## WHAT IS ASKED
Show all lines holding the string "ratio".

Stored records
-- start --
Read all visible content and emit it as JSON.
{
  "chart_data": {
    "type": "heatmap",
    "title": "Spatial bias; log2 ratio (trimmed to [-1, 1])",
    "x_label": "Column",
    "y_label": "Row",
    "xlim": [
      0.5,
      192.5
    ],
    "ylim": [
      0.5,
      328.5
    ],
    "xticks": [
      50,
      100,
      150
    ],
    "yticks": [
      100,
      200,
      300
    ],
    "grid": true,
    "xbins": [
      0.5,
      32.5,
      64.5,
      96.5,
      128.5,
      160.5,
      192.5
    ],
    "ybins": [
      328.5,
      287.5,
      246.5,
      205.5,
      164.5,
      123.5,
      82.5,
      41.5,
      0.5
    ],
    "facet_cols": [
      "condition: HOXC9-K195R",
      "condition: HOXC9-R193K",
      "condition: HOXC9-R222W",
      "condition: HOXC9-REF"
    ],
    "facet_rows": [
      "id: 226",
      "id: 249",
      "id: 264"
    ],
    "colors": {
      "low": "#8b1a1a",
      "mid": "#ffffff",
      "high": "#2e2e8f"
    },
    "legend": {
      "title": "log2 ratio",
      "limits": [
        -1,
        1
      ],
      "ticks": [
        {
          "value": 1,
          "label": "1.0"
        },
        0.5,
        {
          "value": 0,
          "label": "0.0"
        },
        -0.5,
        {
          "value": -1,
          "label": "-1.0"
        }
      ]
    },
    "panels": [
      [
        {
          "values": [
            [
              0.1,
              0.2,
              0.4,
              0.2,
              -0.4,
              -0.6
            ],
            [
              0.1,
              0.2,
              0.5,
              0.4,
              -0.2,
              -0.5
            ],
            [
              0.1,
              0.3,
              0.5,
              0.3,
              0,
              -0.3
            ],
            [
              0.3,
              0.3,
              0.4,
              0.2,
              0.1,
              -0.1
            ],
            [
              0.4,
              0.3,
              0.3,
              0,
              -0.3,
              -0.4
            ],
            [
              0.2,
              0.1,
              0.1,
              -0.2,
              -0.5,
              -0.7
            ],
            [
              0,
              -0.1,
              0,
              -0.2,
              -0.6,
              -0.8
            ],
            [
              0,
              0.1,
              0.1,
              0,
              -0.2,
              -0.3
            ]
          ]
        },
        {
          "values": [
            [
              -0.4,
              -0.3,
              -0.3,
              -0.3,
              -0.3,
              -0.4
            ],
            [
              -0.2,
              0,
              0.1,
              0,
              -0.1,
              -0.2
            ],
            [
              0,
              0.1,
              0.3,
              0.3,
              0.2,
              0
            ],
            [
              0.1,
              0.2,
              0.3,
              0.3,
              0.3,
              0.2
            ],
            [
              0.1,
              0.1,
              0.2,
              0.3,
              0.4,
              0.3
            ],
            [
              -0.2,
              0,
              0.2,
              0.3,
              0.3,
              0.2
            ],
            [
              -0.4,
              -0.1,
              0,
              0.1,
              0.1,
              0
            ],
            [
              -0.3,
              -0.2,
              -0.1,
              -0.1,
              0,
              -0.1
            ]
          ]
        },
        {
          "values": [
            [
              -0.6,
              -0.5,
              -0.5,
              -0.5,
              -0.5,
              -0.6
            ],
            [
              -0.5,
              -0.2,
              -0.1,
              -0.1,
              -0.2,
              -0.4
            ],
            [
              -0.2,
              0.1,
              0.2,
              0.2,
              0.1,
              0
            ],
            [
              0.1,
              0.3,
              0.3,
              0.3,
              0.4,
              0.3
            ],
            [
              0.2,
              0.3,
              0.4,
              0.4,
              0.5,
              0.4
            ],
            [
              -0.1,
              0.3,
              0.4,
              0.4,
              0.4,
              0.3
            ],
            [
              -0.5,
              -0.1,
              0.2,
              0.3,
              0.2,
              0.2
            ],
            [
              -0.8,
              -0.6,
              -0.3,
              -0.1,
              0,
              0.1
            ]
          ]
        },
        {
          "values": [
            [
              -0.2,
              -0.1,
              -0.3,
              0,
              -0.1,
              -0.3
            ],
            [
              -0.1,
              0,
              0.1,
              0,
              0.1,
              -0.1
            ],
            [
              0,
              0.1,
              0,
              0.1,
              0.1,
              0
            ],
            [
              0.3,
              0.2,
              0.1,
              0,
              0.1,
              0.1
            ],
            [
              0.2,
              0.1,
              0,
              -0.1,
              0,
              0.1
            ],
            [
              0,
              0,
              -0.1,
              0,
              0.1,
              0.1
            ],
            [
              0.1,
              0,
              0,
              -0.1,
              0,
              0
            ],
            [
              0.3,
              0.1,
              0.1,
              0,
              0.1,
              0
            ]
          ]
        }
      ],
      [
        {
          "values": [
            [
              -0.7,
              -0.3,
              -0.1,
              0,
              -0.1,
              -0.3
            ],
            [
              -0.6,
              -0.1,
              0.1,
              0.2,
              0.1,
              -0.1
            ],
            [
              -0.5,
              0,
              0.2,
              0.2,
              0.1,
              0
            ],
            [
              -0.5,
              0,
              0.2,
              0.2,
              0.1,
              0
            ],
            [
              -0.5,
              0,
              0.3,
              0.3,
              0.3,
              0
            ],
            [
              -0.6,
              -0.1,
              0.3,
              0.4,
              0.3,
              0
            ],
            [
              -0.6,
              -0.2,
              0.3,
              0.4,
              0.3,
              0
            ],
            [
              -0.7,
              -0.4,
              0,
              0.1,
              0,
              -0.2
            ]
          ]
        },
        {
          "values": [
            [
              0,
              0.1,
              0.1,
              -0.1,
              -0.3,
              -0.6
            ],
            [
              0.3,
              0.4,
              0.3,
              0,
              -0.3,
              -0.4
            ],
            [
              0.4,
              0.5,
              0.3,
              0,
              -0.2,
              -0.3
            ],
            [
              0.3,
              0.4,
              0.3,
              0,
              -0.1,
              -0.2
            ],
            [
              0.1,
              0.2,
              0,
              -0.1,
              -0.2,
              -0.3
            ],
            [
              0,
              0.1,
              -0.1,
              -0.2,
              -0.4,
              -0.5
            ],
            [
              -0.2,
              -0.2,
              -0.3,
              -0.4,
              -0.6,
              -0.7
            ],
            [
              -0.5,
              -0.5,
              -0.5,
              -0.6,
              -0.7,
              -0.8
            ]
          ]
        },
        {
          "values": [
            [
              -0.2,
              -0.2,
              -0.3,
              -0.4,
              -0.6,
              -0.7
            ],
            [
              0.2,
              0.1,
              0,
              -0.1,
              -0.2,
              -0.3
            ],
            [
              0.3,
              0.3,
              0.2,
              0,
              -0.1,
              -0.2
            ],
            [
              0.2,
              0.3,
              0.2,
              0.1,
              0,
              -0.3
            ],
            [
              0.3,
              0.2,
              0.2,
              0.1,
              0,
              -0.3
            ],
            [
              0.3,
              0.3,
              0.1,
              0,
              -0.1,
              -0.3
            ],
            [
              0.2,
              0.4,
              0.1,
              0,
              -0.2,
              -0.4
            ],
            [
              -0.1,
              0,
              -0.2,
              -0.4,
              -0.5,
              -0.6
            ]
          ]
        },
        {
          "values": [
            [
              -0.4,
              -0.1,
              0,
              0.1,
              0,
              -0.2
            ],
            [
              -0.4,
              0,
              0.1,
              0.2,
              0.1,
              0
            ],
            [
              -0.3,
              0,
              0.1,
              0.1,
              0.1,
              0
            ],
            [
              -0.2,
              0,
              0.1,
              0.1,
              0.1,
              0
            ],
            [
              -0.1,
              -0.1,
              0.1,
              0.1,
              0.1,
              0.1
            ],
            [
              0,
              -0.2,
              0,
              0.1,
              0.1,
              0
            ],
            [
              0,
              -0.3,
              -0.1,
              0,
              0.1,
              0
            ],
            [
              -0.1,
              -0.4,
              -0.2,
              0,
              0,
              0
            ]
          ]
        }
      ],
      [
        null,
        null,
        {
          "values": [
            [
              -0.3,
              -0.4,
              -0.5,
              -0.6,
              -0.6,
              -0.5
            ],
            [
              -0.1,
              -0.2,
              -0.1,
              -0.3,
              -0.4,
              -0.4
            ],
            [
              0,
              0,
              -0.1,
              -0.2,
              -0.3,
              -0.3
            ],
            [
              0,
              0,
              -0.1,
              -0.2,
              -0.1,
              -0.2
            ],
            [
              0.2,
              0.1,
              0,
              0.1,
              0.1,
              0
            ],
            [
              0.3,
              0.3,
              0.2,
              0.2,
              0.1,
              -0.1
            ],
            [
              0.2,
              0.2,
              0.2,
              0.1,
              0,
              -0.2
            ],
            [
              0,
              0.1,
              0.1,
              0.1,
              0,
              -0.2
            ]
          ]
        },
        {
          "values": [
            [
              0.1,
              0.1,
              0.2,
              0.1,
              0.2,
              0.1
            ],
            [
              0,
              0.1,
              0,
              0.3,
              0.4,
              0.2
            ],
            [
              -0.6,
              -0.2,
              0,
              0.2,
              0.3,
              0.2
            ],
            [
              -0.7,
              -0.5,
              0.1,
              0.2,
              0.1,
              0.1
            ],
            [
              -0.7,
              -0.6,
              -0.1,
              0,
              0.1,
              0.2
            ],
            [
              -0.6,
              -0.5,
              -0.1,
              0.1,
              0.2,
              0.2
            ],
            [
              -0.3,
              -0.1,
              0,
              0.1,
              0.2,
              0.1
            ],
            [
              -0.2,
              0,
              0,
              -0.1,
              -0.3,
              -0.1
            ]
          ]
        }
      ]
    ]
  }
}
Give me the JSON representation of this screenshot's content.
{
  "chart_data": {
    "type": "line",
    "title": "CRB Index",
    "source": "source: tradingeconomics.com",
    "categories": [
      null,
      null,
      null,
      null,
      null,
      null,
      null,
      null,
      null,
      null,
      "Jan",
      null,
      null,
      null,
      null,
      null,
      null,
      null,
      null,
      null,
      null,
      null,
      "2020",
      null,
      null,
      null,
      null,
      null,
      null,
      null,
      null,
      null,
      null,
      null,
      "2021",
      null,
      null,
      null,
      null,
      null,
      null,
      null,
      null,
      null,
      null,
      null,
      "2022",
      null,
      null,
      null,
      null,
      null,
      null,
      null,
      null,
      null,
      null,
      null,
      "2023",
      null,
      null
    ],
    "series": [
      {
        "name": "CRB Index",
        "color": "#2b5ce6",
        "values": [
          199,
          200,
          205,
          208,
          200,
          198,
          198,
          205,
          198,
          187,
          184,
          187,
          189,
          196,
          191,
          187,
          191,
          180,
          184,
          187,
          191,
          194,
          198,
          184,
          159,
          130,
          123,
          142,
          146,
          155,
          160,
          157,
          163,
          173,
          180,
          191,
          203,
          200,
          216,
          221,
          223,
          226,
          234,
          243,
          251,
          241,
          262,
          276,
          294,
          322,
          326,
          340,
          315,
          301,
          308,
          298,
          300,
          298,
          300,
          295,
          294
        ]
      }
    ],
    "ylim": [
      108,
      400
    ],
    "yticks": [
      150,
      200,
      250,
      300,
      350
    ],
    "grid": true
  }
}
-- end --
## RESPONSE
    "title": "Spatial bias; log2 ratio (trimmed to [-1, 1])",
      "title": "log2 ratio",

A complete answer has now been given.